_PROVIDED PASSAGE:_
What Does it Mean -
"Learn How To Draw"?

learning to draw - basic boxes

"Do I have to know how to draw to be an Animator?"

The answer is Yes - BUT - What does it mean, "Know How To Draw"? 

Let me tell you a secret: 
"Learning to Draw" really means "Learning to LOOK"

This is the process of Drawing:

  1. Look
  2. Understand what you see,
  3. Choose. Decide what to draw out of everything you see,
  4. Draw what you see, instead of what you know. Draw with pencils, pixels, plasticine, pen, beads, sand, oil, spray – anything.

To be a good animator, then:

Master the basics:

For character animations:

  • Learn to Draw People.
    Sketch them doing things and moving around.
  • Learn basic anatomy for animators – bones and muscles and how the joints work.
    This will help you draw better human figures because you will understand what you see when you look at them:
    Learn how the Spine moves
  • Learn to draw faces.

_DATA:_

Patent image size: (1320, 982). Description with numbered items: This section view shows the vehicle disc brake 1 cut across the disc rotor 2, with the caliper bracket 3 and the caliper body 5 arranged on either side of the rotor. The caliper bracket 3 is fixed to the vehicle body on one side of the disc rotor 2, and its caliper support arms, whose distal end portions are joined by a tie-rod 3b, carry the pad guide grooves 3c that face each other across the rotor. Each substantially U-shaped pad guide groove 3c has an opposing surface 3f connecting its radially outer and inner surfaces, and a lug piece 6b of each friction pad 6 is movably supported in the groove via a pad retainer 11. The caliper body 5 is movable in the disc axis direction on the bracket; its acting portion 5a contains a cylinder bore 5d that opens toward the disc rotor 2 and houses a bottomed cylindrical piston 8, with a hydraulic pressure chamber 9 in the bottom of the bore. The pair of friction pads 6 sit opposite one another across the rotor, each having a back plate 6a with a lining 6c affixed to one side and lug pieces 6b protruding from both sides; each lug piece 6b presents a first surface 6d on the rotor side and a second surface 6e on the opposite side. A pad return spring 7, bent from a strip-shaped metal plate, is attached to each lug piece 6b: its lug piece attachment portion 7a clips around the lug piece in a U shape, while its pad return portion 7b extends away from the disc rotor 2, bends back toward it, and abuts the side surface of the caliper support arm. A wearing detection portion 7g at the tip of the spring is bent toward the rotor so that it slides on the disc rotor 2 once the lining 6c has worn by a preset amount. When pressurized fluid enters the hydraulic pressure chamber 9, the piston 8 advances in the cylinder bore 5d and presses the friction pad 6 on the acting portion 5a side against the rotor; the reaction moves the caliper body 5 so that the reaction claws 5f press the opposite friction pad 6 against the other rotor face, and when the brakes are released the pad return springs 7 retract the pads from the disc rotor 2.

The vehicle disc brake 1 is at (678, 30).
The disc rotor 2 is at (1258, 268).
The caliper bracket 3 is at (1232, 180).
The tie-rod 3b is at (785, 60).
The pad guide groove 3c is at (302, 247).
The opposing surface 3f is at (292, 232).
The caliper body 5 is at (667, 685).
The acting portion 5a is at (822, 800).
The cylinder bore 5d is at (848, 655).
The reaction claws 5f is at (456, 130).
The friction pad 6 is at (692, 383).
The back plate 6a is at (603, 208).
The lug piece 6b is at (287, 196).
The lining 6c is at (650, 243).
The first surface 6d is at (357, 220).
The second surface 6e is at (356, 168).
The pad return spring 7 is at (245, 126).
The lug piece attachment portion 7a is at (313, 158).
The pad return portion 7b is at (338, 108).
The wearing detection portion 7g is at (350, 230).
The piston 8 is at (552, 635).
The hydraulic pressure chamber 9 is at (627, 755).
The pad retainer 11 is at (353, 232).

_SET EXERCISE 1:_
Please list the steps in the process of drawing given in the passage on learning to draw.
_SET EXERCISE 2:_
According to the passage on learning to draw, what does "Learning to Draw" really mean?
The material above comes from a different source than the passage.

_WORKED ANSWER 1:_
1. Look
2. Understand what you see
3. Choose: decide what to draw out of everything you see
4. Draw what you see, instead of what you know

_WORKED ANSWER 2:_
It really means "Learning to LOOK."